SET EXERCISE =
Repeat every line of the data exactly, but not the pictures.

SOURCE RECORDS =
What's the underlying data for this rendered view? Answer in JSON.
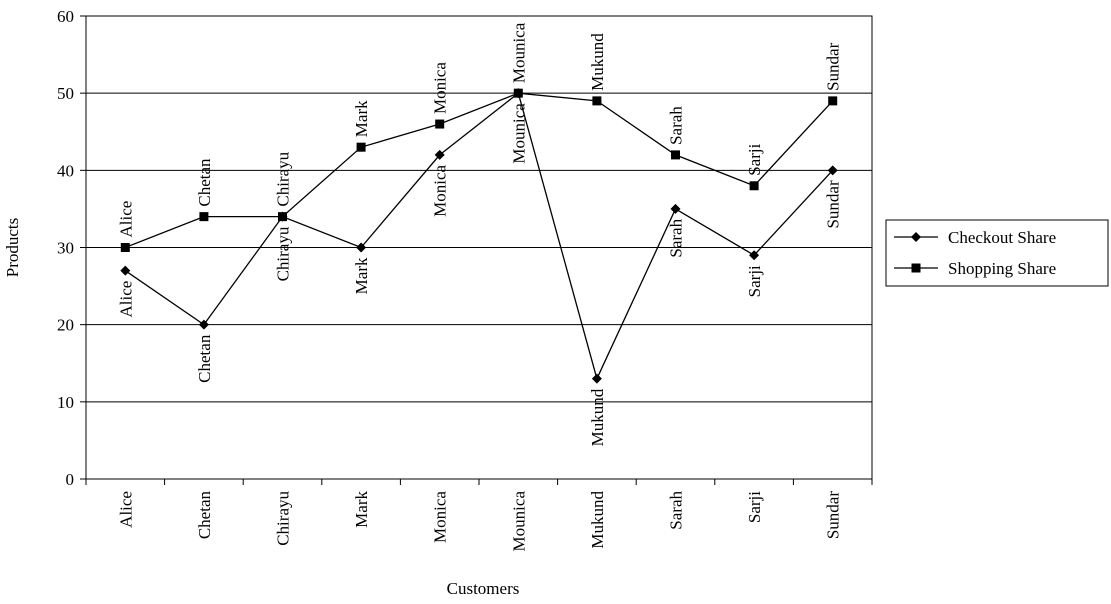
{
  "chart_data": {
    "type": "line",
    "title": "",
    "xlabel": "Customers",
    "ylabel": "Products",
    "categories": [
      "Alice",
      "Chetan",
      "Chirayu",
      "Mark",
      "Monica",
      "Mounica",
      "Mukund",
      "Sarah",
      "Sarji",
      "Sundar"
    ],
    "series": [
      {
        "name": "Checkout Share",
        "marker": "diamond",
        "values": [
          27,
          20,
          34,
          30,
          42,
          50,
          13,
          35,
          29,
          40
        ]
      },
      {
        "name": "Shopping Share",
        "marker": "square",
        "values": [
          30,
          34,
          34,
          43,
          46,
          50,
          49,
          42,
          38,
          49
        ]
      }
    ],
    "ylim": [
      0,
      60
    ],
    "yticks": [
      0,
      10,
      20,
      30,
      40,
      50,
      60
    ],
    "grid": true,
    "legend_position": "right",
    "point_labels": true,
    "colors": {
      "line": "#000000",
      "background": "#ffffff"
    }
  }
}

EXERCISE ANSWER =
What's the underlying data for this rendered view? Answer in JSON.
{
  "chart_data": {
    "type": "line",
    "title": "",
    "xlabel": "Customers",
    "ylabel": "Products",
    "categories": [
      "Alice",
      "Chetan",
      "Chirayu",
      "Mark",
      "Monica",
      "Mounica",
      "Mukund",
      "Sarah",
      "Sarji",
      "Sundar"
    ],
    "series": [
      {
        "name": "Checkout Share",
        "marker": "diamond",
        "values": [
          27,
          20,
          34,
          30,
          42,
          50,
          13,
          35,
          29,
          40
        ]
      },
      {
        "name": "Shopping Share",
        "marker": "square",
        "values": [
          30,
          34,
          34,
          43,
          46,
          50,
          49,
          42,
          38,
          49
        ]
      }
    ],
    "ylim": [
      0,
      60
    ],
    "yticks": [
      0,
      10,
      20,
      30,
      40,
      50,
      60
    ],
    "grid": true,
    "legend_position": "right",
    "point_labels": true,
    "colors": {
      "line": "#000000",
      "background": "#ffffff"
    }
  }
}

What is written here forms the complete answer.